● **AIM**
Look below and pull out each line with the word "Gender".

● **RECORDS SHOWN**
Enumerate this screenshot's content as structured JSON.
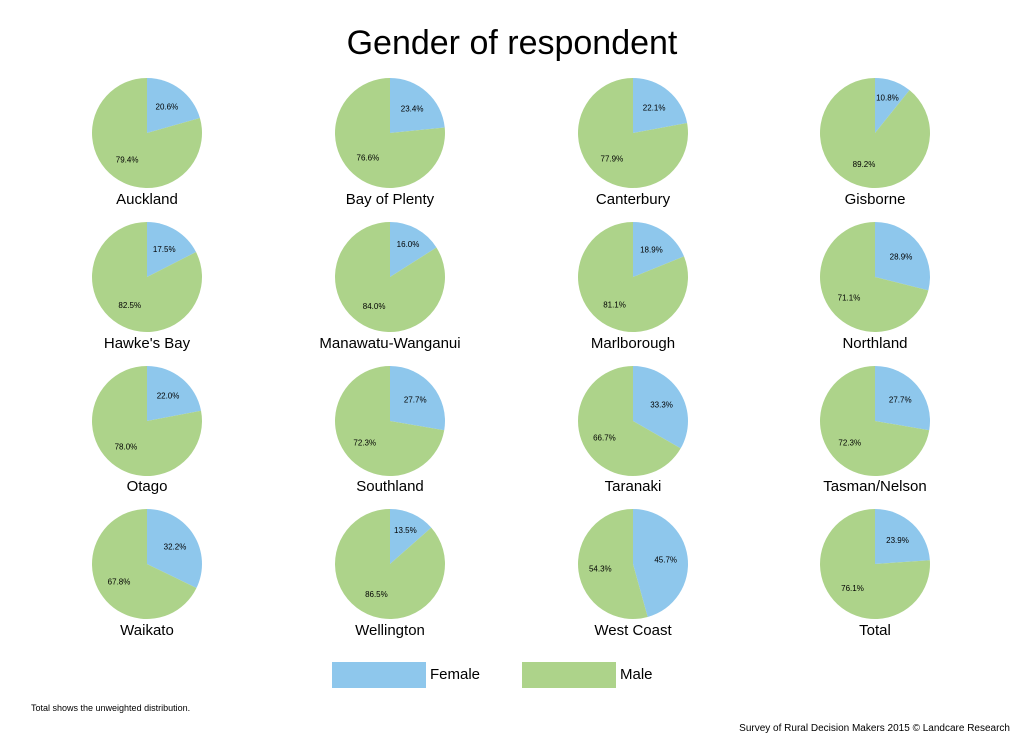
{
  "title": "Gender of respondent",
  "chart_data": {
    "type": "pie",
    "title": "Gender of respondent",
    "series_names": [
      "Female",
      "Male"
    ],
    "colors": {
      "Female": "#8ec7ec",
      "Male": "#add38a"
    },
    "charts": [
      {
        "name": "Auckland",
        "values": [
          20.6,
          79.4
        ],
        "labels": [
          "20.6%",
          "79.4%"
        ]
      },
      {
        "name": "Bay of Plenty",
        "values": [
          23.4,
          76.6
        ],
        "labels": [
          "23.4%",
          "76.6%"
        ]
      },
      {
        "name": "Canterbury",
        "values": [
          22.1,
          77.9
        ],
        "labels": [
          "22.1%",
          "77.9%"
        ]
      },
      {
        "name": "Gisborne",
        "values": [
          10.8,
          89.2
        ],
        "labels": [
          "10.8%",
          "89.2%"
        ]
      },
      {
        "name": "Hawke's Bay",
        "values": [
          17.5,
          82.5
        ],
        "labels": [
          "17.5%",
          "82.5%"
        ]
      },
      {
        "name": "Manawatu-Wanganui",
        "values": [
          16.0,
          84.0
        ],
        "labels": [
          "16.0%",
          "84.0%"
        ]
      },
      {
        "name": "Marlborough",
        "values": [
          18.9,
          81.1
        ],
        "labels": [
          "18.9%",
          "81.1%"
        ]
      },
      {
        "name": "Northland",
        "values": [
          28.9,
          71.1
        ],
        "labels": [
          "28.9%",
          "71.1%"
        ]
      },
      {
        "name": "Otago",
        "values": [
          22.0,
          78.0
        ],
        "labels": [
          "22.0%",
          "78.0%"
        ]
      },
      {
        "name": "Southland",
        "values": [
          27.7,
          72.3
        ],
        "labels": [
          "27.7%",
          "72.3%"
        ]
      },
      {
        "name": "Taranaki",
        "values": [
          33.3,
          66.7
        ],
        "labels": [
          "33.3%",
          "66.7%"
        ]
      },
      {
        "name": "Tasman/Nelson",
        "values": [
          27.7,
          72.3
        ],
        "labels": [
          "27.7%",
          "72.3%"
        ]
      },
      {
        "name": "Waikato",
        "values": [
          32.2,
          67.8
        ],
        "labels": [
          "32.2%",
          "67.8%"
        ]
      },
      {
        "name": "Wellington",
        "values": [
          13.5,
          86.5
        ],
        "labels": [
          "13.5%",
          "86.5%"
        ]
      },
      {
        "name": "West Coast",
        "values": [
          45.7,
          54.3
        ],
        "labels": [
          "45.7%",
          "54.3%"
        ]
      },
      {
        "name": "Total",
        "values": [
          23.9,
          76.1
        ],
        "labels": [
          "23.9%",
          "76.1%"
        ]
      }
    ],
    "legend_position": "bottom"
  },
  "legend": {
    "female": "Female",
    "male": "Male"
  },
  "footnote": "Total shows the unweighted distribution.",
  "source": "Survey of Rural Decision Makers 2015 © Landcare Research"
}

---

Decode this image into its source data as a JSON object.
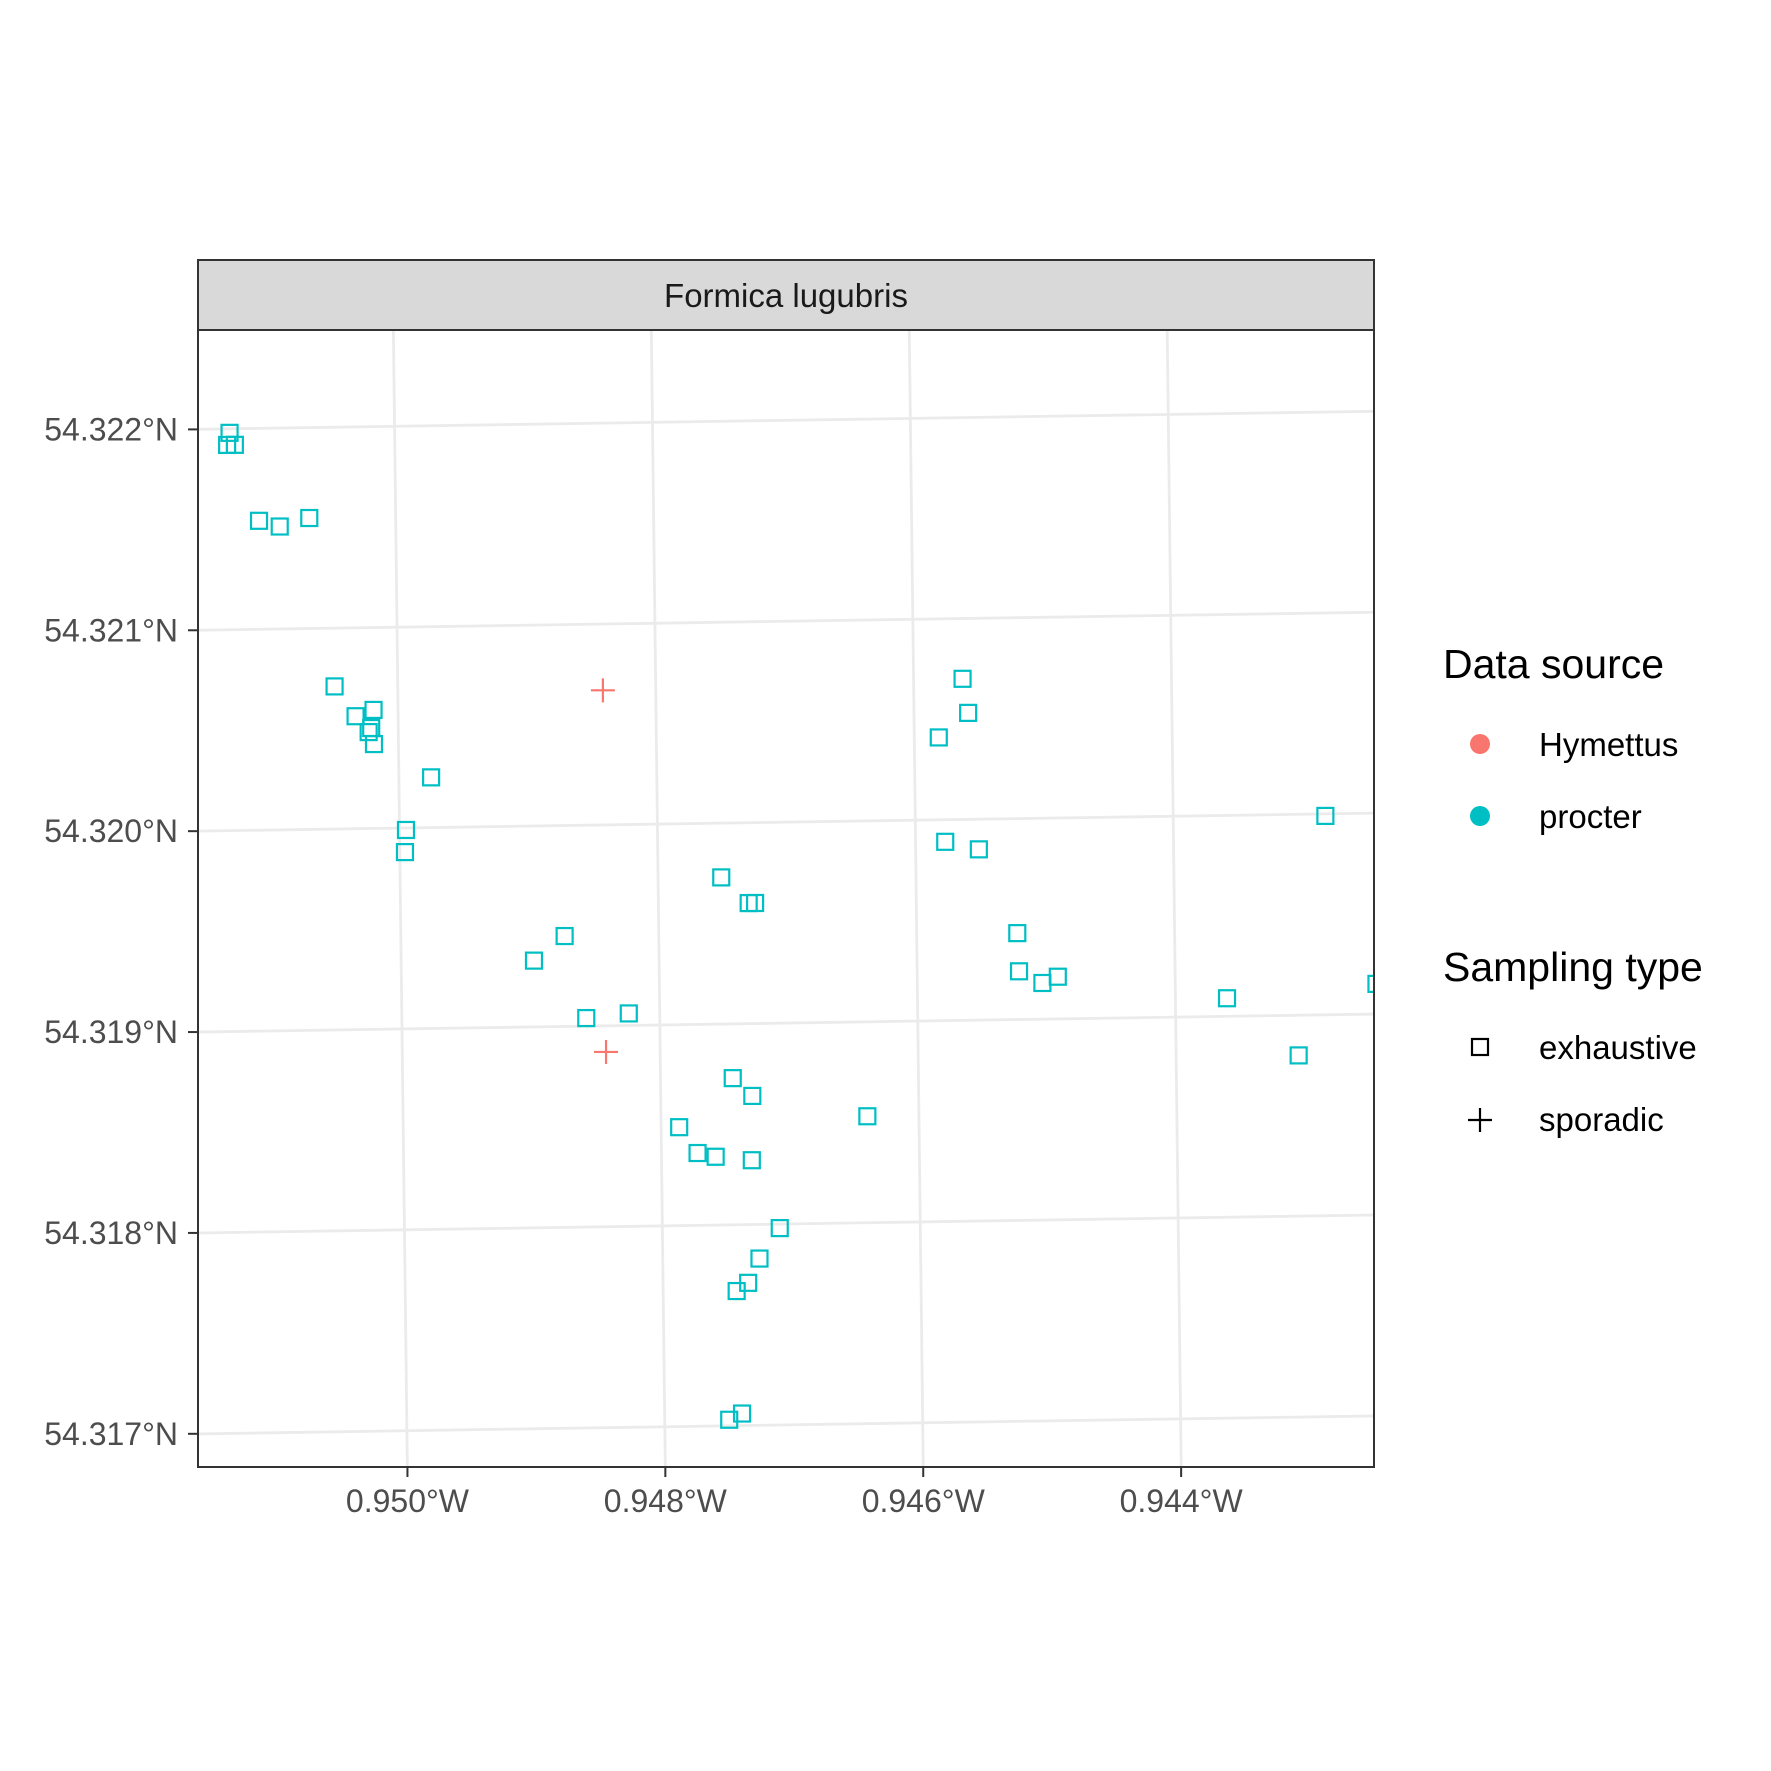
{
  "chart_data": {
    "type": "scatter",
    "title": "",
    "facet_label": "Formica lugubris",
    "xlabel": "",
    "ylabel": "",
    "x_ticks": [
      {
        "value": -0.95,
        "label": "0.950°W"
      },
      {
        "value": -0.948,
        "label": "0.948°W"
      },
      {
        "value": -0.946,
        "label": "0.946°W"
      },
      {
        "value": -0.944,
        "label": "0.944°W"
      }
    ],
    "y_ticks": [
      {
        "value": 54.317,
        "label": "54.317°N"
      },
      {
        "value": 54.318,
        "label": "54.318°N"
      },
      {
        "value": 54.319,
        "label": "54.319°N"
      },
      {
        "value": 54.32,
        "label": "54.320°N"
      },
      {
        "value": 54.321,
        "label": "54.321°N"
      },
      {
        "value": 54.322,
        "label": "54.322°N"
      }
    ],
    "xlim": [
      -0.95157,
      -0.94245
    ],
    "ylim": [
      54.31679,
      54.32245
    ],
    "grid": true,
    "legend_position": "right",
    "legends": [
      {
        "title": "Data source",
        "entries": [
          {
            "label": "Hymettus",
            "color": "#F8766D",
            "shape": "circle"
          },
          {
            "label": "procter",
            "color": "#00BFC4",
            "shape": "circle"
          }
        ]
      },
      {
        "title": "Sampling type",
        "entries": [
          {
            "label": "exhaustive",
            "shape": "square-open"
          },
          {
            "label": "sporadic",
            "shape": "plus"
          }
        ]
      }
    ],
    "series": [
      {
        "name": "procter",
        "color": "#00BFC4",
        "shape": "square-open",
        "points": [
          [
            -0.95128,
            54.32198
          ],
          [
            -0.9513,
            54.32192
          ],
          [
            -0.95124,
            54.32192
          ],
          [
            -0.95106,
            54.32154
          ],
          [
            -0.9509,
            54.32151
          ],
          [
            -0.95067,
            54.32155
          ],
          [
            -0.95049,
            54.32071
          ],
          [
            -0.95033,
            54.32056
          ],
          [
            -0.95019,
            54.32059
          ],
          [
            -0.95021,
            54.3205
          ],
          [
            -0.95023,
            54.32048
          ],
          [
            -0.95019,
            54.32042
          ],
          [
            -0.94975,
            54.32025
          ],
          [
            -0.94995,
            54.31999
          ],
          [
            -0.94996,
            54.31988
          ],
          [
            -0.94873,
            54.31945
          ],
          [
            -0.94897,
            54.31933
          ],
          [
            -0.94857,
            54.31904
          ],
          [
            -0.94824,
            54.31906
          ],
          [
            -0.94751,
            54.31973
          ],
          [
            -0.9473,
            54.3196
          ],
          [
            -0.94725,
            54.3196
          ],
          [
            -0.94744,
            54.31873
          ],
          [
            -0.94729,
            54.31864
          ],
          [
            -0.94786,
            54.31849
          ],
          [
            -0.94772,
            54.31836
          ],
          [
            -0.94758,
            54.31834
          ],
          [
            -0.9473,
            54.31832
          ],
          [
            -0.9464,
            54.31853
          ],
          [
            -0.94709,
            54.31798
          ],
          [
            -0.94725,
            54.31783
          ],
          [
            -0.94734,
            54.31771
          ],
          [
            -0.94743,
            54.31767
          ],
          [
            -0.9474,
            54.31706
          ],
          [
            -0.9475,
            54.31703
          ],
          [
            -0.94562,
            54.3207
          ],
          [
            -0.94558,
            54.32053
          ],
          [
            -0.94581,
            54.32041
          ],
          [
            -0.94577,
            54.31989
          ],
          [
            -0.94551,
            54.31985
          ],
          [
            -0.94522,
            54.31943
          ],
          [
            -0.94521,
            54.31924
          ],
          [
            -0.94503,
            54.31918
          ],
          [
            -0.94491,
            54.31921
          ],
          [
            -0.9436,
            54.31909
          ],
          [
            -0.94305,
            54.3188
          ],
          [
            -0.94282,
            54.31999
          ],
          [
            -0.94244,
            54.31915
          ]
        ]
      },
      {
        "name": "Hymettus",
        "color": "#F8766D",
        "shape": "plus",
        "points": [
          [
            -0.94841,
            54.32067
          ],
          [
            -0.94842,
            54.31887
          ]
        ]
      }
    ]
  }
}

● **CORRECT RESULT**
  "title": "Gender of respondent",
    "title": "Gender of respondent",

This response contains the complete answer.